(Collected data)

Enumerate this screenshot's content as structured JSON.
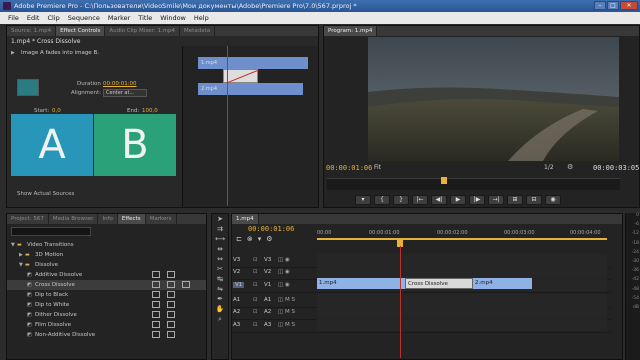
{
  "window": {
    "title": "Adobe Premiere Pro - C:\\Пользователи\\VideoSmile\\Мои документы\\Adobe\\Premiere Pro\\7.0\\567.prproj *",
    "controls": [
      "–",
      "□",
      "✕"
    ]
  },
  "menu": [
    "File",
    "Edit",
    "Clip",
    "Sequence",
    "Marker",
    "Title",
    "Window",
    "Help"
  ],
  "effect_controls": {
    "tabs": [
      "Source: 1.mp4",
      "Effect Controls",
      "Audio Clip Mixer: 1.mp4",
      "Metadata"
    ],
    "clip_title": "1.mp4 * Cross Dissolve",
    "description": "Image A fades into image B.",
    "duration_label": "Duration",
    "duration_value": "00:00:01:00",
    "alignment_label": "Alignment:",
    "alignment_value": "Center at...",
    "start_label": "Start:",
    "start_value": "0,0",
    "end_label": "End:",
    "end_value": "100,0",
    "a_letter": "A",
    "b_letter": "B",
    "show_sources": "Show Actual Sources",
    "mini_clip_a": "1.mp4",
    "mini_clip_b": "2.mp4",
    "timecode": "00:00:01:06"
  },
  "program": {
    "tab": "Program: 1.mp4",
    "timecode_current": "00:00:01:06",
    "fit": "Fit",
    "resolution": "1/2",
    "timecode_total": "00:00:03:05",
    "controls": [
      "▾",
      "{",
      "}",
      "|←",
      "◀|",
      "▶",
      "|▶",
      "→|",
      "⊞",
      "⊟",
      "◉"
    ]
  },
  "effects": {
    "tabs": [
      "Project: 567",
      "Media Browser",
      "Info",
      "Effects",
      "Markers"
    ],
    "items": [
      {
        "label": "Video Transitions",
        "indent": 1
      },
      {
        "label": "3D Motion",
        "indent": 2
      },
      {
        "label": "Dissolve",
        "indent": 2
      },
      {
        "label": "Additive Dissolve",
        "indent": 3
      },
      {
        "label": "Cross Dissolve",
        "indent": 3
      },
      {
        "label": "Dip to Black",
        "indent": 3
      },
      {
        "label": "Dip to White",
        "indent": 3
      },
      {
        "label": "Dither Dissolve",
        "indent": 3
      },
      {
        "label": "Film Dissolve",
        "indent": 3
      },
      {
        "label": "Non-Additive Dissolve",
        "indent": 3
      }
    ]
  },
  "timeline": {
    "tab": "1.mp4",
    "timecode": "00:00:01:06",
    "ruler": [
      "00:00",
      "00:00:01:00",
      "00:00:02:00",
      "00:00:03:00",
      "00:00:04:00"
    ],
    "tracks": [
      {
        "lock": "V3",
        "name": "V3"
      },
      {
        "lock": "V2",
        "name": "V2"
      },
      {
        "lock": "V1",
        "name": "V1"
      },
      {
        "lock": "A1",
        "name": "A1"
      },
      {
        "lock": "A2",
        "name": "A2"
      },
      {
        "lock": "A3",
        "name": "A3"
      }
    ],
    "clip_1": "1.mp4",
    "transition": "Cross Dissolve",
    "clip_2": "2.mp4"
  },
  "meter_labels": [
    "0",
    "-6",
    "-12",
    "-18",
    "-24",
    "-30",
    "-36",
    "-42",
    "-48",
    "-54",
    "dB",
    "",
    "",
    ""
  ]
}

• **WHAT IS REQUIRED**: Repeat the records above exactly, leaving out the pictures.

• **SOLUTION FOR THIS PROBLEM**:
Enumerate this screenshot's content as structured JSON.
{
  "window": {
    "title": "Adobe Premiere Pro - C:\\Пользователи\\VideoSmile\\Мои документы\\Adobe\\Premiere Pro\\7.0\\567.prproj *",
    "controls": [
      "–",
      "□",
      "✕"
    ]
  },
  "menu": [
    "File",
    "Edit",
    "Clip",
    "Sequence",
    "Marker",
    "Title",
    "Window",
    "Help"
  ],
  "effect_controls": {
    "tabs": [
      "Source: 1.mp4",
      "Effect Controls",
      "Audio Clip Mixer: 1.mp4",
      "Metadata"
    ],
    "clip_title": "1.mp4 * Cross Dissolve",
    "description": "Image A fades into image B.",
    "duration_label": "Duration",
    "duration_value": "00:00:01:00",
    "alignment_label": "Alignment:",
    "alignment_value": "Center at...",
    "start_label": "Start:",
    "start_value": "0,0",
    "end_label": "End:",
    "end_value": "100,0",
    "a_letter": "A",
    "b_letter": "B",
    "show_sources": "Show Actual Sources",
    "mini_clip_a": "1.mp4",
    "mini_clip_b": "2.mp4",
    "timecode": "00:00:01:06"
  },
  "program": {
    "tab": "Program: 1.mp4",
    "timecode_current": "00:00:01:06",
    "fit": "Fit",
    "resolution": "1/2",
    "timecode_total": "00:00:03:05",
    "controls": [
      "▾",
      "{",
      "}",
      "|←",
      "◀|",
      "▶",
      "|▶",
      "→|",
      "⊞",
      "⊟",
      "◉"
    ]
  },
  "effects": {
    "tabs": [
      "Project: 567",
      "Media Browser",
      "Info",
      "Effects",
      "Markers"
    ],
    "items": [
      {
        "label": "Video Transitions",
        "indent": 1
      },
      {
        "label": "3D Motion",
        "indent": 2
      },
      {
        "label": "Dissolve",
        "indent": 2
      },
      {
        "label": "Additive Dissolve",
        "indent": 3
      },
      {
        "label": "Cross Dissolve",
        "indent": 3
      },
      {
        "label": "Dip to Black",
        "indent": 3
      },
      {
        "label": "Dip to White",
        "indent": 3
      },
      {
        "label": "Dither Dissolve",
        "indent": 3
      },
      {
        "label": "Film Dissolve",
        "indent": 3
      },
      {
        "label": "Non-Additive Dissolve",
        "indent": 3
      }
    ]
  },
  "timeline": {
    "tab": "1.mp4",
    "timecode": "00:00:01:06",
    "ruler": [
      "00:00",
      "00:00:01:00",
      "00:00:02:00",
      "00:00:03:00",
      "00:00:04:00"
    ],
    "tracks": [
      {
        "lock": "V3",
        "name": "V3"
      },
      {
        "lock": "V2",
        "name": "V2"
      },
      {
        "lock": "V1",
        "name": "V1"
      },
      {
        "lock": "A1",
        "name": "A1"
      },
      {
        "lock": "A2",
        "name": "A2"
      },
      {
        "lock": "A3",
        "name": "A3"
      }
    ],
    "clip_1": "1.mp4",
    "transition": "Cross Dissolve",
    "clip_2": "2.mp4"
  },
  "meter_labels": [
    "0",
    "-6",
    "-12",
    "-18",
    "-24",
    "-30",
    "-36",
    "-42",
    "-48",
    "-54",
    "dB",
    "",
    "",
    ""
  ]
}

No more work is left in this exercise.